• [DOCUMENT TEXT]
++++++

Names
- Full name: Macquarie University Australian Football Club
- Nickname: Warriors
- Club song: Join in the Chorus

Club details
- Founded: 1969; 57 years ago
- Colours: Black, red, magenta, white
- Competition: Sydney AFL
- President: Steven Clayton
- Ground: Roger Sheeran Oval

Uniforms
| Home | Away |

Other information
- Official website: muafc.club

= Macquarie University AFC =

Macquarie University Australian Football Club is an Australian rules football club based in Sydney, Australia. The club colours are black, red and white and they are nicknamed the Warriors. Macquarie Uni participates in Division One of the Sydney AFL league. Teams also play in third Division, and Under 18s second Division. The women's team plays in Division one, after being promoted following their undefeated premiership season in 2013.

++++++

• [SET PROBLEM 1]
Write out the records word for word from their first line through the line containing "labels: 75% EI", with both of those lines included.
The records that come next have no connection to the Macquarie University AFC text.

• [DATA IN THIS EXERCISE]
++++++

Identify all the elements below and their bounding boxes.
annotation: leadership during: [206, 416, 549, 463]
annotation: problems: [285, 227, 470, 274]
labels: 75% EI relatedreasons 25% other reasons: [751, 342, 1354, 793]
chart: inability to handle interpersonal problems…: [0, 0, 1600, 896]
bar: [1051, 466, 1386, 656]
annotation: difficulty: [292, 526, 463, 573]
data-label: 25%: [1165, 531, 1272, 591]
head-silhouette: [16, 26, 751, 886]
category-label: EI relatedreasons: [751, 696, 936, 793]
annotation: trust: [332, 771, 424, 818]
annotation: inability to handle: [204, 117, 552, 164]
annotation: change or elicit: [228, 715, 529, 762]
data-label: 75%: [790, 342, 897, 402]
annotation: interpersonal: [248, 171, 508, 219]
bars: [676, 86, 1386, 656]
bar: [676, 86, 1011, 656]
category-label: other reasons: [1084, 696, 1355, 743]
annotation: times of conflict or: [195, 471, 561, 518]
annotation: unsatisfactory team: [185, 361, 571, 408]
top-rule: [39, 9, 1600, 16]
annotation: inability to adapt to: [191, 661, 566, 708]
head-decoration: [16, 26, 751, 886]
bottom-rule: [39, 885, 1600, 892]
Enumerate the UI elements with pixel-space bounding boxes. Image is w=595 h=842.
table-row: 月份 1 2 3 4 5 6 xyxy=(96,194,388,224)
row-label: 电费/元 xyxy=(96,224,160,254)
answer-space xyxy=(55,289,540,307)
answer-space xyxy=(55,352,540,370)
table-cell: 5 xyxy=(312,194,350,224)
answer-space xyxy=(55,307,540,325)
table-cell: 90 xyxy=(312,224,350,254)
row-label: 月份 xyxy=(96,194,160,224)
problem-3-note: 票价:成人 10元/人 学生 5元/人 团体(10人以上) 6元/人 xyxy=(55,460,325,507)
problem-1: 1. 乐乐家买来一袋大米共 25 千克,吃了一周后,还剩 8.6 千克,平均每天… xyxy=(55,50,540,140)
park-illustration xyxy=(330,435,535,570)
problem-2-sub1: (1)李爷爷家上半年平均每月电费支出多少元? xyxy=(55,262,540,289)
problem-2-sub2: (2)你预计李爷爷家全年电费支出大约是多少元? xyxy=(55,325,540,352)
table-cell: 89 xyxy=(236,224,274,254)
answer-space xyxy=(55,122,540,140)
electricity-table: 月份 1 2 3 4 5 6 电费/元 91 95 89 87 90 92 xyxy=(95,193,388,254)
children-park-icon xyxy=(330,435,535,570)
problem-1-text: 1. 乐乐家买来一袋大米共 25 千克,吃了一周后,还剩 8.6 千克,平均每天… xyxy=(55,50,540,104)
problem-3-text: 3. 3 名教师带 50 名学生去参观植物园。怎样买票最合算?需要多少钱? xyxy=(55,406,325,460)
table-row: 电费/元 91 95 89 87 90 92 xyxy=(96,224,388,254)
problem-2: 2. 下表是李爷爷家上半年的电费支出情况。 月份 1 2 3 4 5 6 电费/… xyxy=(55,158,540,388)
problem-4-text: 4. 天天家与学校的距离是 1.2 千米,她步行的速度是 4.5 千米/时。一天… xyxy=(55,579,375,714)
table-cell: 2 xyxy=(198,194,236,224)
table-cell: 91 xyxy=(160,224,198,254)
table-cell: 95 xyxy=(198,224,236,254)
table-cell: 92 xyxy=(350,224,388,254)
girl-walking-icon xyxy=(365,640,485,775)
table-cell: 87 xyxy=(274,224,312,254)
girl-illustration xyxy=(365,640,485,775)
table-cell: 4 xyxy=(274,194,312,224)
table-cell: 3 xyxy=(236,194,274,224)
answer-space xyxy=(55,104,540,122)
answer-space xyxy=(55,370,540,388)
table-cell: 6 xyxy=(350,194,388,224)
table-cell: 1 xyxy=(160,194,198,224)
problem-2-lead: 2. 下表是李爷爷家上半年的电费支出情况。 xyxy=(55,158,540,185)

++++++

• [SET PROBLEM 2]
Write a continuation of the Macquarie University AFC text.

• [FINAL ANSWER 1]
Identify all the elements below and their bounding boxes.
annotation: leadership during: [206, 416, 549, 463]
annotation: problems: [285, 227, 470, 274]
labels: 75% EI relatedreasons 25% other reasons: [751, 342, 1354, 793]

• [FINAL ANSWER 2]
==History==
Formerly known under the moniker of the Kookaburras, Macquarie University AFC dates back to 1969, two years after Macquarie University had been established. Up until 2009 the club played in a green and yellow strip but changed to its current colors of black, red and white for the 2010 season. In 2018 to align with the university's branding their colors changed to black, red, magenta and white.

==Current teams==

| Men's Platinum Division |
| Men's Platinum Division Reserves |
| Men's Division 3 |
| Women's Premier Division |
| Women's Division 2 |

Premierships: Men's - 1998, 1999, 2000, and 2009. Women's - 2013 and 2019

Mostyn Medallists: Amanda Farrugia 2015, 2017 and 2019. Philippa Smyth 2018

==Notable players==
- Amanda Farrugia (GWS GIANTS)
- Ellie Brush (GWS GIANTS)
- Emma Swanson (GWS GIANTS)
- Philippa Smyth (GWS GIANTS)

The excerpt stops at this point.